Exercise:
Convert the lines below into a JSON list of strings, with one string for each line. Skip blank lines and leave the pictures out.

Region and label listings:

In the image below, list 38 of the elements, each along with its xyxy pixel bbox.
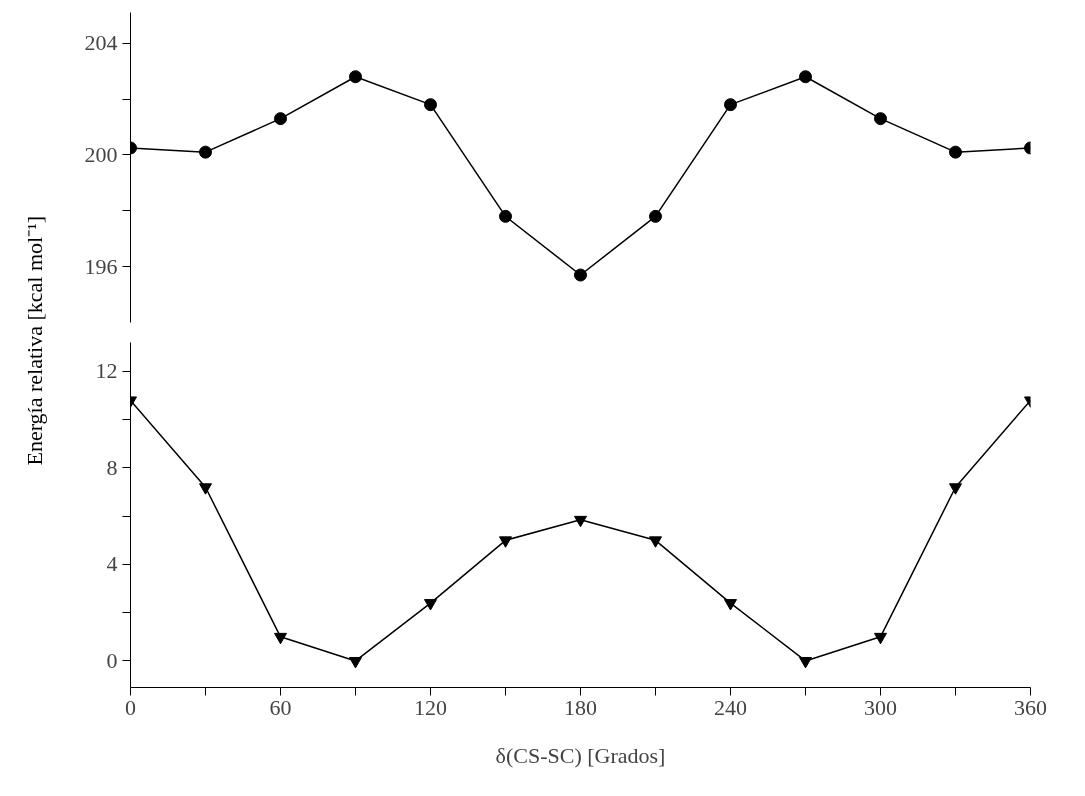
point bbox=[649, 536, 662, 548]
y-tick-label: 8 bbox=[106, 454, 118, 480]
x-tick-label: 180 bbox=[564, 694, 597, 720]
point bbox=[199, 483, 212, 495]
point bbox=[724, 599, 737, 611]
x-tick-label: 360 bbox=[1014, 694, 1047, 720]
x-tick-label: 120 bbox=[414, 694, 447, 720]
point bbox=[874, 632, 887, 645]
point bbox=[574, 515, 587, 528]
y-tick-label: 0 bbox=[106, 647, 118, 673]
x-axis-title: δ(CS-SC) [Grados] bbox=[495, 742, 666, 768]
y-tick-label: 196 bbox=[84, 253, 118, 279]
point bbox=[649, 209, 662, 223]
point bbox=[949, 145, 962, 159]
point bbox=[349, 70, 362, 84]
y-tick-label: 204 bbox=[84, 30, 118, 56]
point bbox=[199, 145, 212, 159]
point bbox=[799, 657, 812, 669]
point bbox=[574, 268, 587, 282]
x-tick-label: 300 bbox=[864, 694, 897, 720]
point bbox=[949, 483, 962, 495]
point bbox=[874, 112, 887, 126]
point bbox=[799, 70, 812, 84]
y-tick-label: 12 bbox=[95, 358, 118, 384]
y-tick-label: 200 bbox=[84, 141, 118, 167]
y-tick-label: 4 bbox=[106, 551, 118, 577]
point bbox=[499, 209, 512, 223]
point bbox=[274, 112, 287, 126]
point bbox=[274, 632, 287, 645]
point bbox=[349, 657, 362, 669]
x-tick-label: 0 bbox=[125, 694, 136, 720]
point bbox=[499, 536, 512, 548]
point bbox=[424, 599, 437, 611]
x-tick-label: 240 bbox=[714, 694, 747, 720]
y-axis-title: Energía relativa [kcal mol⁻¹] bbox=[21, 214, 49, 468]
point bbox=[424, 98, 437, 112]
x-tick-label: 60 bbox=[269, 694, 292, 720]
point bbox=[724, 98, 737, 112]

Exercise solution:
[
  "In the image below, list 38 of the elements, each along with its xyxy pixel bbox.",
  "point bbox=[649, 536, 662, 548]",
  "y-tick-label: 8 bbox=[106, 454, 118, 480]",
  "x-tick-label: 180 bbox=[564, 694, 597, 720]",
  "point bbox=[199, 483, 212, 495]",
  "point bbox=[724, 599, 737, 611]",
  "x-tick-label: 360 bbox=[1014, 694, 1047, 720]",
  "x-tick-label: 120 bbox=[414, 694, 447, 720]",
  "point bbox=[874, 632, 887, 645]",
  "point bbox=[574, 515, 587, 528]",
  "y-tick-label: 0 bbox=[106, 647, 118, 673]",
  "x-axis-title: δ(CS-SC) [Grados] bbox=[495, 742, 666, 768]",
  "y-tick-label: 196 bbox=[84, 253, 118, 279]",
  "point bbox=[649, 209, 662, 223]",
  "point bbox=[949, 145, 962, 159]",
  "point bbox=[349, 70, 362, 84]",
  "y-tick-label: 204 bbox=[84, 30, 118, 56]",
  "point bbox=[199, 145, 212, 159]",
  "point bbox=[799, 657, 812, 669]",
  "point bbox=[574, 268, 587, 282]",
  "x-tick-label: 300 bbox=[864, 694, 897, 720]",
  "point bbox=[949, 483, 962, 495]",
  "point bbox=[874, 112, 887, 126]",
  "point bbox=[799, 70, 812, 84]",
  "y-tick-label: 12 bbox=[95, 358, 118, 384]",
  "y-tick-label: 200 bbox=[84, 141, 118, 167]",
  "y-tick-label: 4 bbox=[106, 551, 118, 577]",
  "point bbox=[499, 209, 512, 223]",
  "point bbox=[274, 112, 287, 126]",
  "point bbox=[274, 632, 287, 645]",
  "point bbox=[349, 657, 362, 669]",
  "x-tick-label: 0 bbox=[125, 694, 136, 720]",
  "point bbox=[499, 536, 512, 548]",
  "point bbox=[424, 599, 437, 611]",
  "x-tick-label: 240 bbox=[714, 694, 747, 720]",
  "y-axis-title: Energía relativa [kcal mol⁻¹] bbox=[21, 214, 49, 468]",
  "point bbox=[424, 98, 437, 112]",
  "x-tick-label: 60 bbox=[269, 694, 292, 720]",
  "point bbox=[724, 98, 737, 112]"
]